- Prompt:
Find the lines that contain the word "price" and copy each one.
## start
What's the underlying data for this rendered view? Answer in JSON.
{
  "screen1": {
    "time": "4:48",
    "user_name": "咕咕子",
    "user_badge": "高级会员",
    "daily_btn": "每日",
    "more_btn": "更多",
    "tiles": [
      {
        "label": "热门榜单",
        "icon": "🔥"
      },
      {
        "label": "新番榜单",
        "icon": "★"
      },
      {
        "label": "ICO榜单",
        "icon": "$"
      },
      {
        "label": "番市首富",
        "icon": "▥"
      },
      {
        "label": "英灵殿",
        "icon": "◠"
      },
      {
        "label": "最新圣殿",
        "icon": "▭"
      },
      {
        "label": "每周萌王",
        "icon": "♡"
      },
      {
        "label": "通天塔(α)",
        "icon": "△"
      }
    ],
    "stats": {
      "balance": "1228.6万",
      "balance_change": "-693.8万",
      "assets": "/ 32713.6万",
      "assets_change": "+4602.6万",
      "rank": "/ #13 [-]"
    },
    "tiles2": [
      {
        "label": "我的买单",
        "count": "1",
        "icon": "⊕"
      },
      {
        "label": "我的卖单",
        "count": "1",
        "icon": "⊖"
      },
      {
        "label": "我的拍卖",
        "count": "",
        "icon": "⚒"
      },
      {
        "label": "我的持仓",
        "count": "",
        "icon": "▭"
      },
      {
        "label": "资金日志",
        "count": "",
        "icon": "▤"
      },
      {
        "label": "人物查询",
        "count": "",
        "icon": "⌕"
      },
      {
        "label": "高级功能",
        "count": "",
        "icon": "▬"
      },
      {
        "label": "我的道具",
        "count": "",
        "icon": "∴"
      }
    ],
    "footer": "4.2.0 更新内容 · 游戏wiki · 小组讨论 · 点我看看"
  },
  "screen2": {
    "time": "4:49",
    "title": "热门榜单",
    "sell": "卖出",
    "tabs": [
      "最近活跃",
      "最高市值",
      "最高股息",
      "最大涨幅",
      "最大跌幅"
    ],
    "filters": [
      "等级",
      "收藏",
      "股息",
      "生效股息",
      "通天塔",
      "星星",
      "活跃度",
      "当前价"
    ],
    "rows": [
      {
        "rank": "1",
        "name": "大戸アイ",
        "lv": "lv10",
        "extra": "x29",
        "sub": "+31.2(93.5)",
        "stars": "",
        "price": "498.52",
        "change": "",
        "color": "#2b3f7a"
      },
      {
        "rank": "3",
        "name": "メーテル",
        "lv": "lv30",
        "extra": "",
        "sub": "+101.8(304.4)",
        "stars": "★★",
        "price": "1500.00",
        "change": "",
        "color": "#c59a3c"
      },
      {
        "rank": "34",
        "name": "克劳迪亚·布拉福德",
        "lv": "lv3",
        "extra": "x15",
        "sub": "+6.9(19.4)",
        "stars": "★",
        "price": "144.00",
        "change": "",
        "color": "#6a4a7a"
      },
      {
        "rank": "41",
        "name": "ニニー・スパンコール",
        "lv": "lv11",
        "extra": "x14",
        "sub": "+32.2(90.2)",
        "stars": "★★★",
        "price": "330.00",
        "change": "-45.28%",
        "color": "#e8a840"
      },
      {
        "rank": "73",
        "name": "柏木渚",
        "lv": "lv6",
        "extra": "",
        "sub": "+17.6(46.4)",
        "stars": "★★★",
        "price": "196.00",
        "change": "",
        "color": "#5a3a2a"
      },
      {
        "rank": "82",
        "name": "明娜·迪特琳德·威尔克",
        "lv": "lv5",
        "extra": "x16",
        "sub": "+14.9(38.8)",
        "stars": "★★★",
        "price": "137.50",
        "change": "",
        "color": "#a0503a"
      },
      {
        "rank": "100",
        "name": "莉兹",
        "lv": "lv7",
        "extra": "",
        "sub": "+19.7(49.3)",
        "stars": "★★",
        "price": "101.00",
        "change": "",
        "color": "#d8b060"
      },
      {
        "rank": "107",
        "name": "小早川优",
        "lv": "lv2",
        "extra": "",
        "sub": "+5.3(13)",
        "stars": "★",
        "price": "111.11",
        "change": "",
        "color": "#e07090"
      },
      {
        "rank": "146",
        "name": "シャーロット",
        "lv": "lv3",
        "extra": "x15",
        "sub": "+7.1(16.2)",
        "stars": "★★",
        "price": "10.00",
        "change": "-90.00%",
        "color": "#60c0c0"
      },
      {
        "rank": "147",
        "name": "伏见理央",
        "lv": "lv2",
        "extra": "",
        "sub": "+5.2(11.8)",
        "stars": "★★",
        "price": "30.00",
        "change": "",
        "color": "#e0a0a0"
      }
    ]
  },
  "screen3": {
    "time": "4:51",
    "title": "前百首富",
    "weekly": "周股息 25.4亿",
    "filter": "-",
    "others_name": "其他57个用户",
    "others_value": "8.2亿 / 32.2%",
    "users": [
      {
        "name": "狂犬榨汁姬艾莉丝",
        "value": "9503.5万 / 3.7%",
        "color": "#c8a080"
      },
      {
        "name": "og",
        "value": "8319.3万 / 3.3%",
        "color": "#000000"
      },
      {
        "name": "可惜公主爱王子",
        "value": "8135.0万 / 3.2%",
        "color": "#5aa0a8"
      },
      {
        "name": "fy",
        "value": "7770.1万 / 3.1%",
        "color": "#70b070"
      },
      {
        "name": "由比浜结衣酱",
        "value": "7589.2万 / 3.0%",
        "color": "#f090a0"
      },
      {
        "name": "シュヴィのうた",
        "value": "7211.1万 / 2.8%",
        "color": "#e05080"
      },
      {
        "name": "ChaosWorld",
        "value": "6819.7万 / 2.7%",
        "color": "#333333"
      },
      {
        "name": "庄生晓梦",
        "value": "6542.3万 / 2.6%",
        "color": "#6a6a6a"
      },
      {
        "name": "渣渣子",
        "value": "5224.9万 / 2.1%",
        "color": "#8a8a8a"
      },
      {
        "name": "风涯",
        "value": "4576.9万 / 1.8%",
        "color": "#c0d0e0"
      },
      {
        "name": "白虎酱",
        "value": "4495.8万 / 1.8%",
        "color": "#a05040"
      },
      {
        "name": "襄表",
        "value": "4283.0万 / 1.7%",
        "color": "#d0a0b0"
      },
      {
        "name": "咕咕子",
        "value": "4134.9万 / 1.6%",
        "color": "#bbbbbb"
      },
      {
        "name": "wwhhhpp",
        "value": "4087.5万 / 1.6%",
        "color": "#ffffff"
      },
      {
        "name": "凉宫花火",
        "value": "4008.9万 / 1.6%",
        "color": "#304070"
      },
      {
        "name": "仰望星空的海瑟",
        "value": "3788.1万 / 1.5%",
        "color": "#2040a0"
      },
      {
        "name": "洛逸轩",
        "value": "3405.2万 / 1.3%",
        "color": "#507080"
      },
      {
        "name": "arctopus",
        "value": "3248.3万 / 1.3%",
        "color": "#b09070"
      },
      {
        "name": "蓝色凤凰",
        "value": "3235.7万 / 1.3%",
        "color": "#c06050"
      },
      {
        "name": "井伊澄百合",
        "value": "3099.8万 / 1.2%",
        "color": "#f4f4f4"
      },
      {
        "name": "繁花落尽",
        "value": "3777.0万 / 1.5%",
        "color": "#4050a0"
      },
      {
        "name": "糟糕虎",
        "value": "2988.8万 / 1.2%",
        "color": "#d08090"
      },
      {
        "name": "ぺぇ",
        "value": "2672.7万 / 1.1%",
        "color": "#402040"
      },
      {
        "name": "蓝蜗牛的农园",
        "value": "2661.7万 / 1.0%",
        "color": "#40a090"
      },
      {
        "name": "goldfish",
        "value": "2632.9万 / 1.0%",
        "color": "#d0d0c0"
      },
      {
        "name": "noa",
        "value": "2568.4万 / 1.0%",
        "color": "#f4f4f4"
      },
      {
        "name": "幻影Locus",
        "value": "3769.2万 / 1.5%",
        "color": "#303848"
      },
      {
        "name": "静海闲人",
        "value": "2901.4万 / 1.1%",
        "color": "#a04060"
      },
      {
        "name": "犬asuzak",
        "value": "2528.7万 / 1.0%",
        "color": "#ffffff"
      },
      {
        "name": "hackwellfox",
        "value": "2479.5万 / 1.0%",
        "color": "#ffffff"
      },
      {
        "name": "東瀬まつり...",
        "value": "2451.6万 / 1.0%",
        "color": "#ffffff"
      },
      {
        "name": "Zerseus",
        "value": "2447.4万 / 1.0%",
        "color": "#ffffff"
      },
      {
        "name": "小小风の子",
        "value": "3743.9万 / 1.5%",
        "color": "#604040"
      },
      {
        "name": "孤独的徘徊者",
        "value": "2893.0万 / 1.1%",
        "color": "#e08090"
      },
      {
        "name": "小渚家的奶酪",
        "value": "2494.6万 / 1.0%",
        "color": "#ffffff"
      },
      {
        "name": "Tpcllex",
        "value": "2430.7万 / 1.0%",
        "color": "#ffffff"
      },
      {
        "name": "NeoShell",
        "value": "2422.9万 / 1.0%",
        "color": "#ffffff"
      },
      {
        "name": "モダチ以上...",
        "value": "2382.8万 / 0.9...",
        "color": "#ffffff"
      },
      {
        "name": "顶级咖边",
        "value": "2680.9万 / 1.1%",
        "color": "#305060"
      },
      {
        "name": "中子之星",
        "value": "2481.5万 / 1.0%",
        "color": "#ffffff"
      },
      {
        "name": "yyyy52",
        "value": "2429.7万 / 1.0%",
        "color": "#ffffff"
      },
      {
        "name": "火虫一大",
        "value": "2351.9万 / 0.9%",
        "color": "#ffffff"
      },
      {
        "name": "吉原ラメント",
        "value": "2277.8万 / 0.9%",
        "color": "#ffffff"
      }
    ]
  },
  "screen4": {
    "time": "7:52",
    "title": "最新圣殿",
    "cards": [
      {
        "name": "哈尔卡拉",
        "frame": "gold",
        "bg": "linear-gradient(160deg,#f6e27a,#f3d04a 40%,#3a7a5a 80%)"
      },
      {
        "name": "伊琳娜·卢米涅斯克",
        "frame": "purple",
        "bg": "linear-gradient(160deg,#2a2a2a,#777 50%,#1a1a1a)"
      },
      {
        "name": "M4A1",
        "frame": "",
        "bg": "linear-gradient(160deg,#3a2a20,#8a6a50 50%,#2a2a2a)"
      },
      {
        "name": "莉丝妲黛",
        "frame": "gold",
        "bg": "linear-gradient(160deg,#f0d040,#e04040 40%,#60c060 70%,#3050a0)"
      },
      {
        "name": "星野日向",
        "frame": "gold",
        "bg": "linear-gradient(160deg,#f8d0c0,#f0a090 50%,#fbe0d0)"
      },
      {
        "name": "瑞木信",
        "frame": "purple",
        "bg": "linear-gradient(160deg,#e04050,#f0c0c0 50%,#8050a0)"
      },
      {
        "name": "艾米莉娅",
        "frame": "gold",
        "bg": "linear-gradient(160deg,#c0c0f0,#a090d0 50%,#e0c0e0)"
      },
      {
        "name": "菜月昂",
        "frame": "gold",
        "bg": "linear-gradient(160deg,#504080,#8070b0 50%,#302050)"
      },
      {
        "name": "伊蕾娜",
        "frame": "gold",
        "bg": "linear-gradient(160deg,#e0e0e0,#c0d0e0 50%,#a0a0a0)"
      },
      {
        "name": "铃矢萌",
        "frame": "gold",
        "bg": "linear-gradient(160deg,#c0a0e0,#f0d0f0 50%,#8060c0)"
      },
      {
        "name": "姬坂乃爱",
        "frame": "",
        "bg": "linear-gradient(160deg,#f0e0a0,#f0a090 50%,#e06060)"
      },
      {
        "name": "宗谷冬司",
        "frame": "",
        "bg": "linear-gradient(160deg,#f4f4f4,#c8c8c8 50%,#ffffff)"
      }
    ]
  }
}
## end
- Worked answer:
        "price": "498.52",
        "price": "1500.00",
        "price": "144.00",
        "price": "330.00",
        "price": "196.00",
        "price": "137.50",
        "price": "101.00",
        "price": "111.11",
        "price": "10.00",
        "price": "30.00",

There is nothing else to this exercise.